WHAT YOU SHOULD DO:
Quote the entries that follow exactly, leaving none out.

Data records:
[Begin]
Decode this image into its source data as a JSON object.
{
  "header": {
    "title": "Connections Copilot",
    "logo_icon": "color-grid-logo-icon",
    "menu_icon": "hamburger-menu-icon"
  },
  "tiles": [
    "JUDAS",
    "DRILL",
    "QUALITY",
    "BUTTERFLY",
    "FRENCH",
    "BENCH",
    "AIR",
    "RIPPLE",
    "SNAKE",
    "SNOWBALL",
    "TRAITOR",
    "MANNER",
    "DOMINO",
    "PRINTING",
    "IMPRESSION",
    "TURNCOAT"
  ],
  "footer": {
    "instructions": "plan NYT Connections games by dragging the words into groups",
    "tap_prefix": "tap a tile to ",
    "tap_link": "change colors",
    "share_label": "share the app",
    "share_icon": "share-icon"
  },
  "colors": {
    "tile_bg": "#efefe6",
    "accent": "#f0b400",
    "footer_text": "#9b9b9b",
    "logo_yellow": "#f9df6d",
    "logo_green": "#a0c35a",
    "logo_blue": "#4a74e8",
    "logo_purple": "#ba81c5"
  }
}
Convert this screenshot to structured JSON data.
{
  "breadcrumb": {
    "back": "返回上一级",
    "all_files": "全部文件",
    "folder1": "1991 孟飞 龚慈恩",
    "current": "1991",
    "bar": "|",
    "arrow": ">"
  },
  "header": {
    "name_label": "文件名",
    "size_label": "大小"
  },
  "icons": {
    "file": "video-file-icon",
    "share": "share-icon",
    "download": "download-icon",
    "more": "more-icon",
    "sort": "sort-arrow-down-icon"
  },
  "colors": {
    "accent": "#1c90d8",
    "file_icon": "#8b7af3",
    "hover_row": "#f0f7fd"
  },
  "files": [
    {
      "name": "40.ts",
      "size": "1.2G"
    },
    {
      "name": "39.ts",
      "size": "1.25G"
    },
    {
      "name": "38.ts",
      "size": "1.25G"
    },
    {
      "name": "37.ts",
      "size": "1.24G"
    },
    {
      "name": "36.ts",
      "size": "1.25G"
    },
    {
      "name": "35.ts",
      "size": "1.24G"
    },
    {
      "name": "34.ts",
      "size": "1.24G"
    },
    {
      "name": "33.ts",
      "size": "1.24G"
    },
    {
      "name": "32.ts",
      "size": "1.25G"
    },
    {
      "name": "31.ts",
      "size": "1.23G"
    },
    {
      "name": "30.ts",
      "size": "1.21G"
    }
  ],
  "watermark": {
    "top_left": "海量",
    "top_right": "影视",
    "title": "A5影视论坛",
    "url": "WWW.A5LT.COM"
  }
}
[End]
SOLUTION TO THE PROBLEM:
Decode this image into its source data as a JSON object.
{
  "header": {
    "title": "Connections Copilot",
    "logo_icon": "color-grid-logo-icon",
    "menu_icon": "hamburger-menu-icon"
  },
  "tiles": [
    "JUDAS",
    "DRILL",
    "QUALITY",
    "BUTTERFLY",
    "FRENCH",
    "BENCH",
    "AIR",
    "RIPPLE",
    "SNAKE",
    "SNOWBALL",
    "TRAITOR",
    "MANNER",
    "DOMINO",
    "PRINTING",
    "IMPRESSION",
    "TURNCOAT"
  ],
  "footer": {
    "instructions": "plan NYT Connections games by dragging the words into groups",
    "tap_prefix": "tap a tile to ",
    "tap_link": "change colors",
    "share_label": "share the app",
    "share_icon": "share-icon"
  },
  "colors": {
    "tile_bg": "#efefe6",
    "accent": "#f0b400",
    "footer_text": "#9b9b9b",
    "logo_yellow": "#f9df6d",
    "logo_green": "#a0c35a",
    "logo_blue": "#4a74e8",
    "logo_purple": "#ba81c5"
  }
}
Convert this screenshot to structured JSON data.
{
  "breadcrumb": {
    "back": "返回上一级",
    "all_files": "全部文件",
    "folder1": "1991 孟飞 龚慈恩",
    "current": "1991",
    "bar": "|",
    "arrow": ">"
  },
  "header": {
    "name_label": "文件名",
    "size_label": "大小"
  },
  "icons": {
    "file": "video-file-icon",
    "share": "share-icon",
    "download": "download-icon",
    "more": "more-icon",
    "sort": "sort-arrow-down-icon"
  },
  "colors": {
    "accent": "#1c90d8",
    "file_icon": "#8b7af3",
    "hover_row": "#f0f7fd"
  },
  "files": [
    {
      "name": "40.ts",
      "size": "1.2G"
    },
    {
      "name": "39.ts",
      "size": "1.25G"
    },
    {
      "name": "38.ts",
      "size": "1.25G"
    },
    {
      "name": "37.ts",
      "size": "1.24G"
    },
    {
      "name": "36.ts",
      "size": "1.25G"
    },
    {
      "name": "35.ts",
      "size": "1.24G"
    },
    {
      "name": "34.ts",
      "size": "1.24G"
    },
    {
      "name": "33.ts",
      "size": "1.24G"
    },
    {
      "name": "32.ts",
      "size": "1.25G"
    },
    {
      "name": "31.ts",
      "size": "1.23G"
    },
    {
      "name": "30.ts",
      "size": "1.21G"
    }
  ],
  "watermark": {
    "top_left": "海量",
    "top_right": "影视",
    "title": "A5影视论坛",
    "url": "WWW.A5LT.COM"
  }
}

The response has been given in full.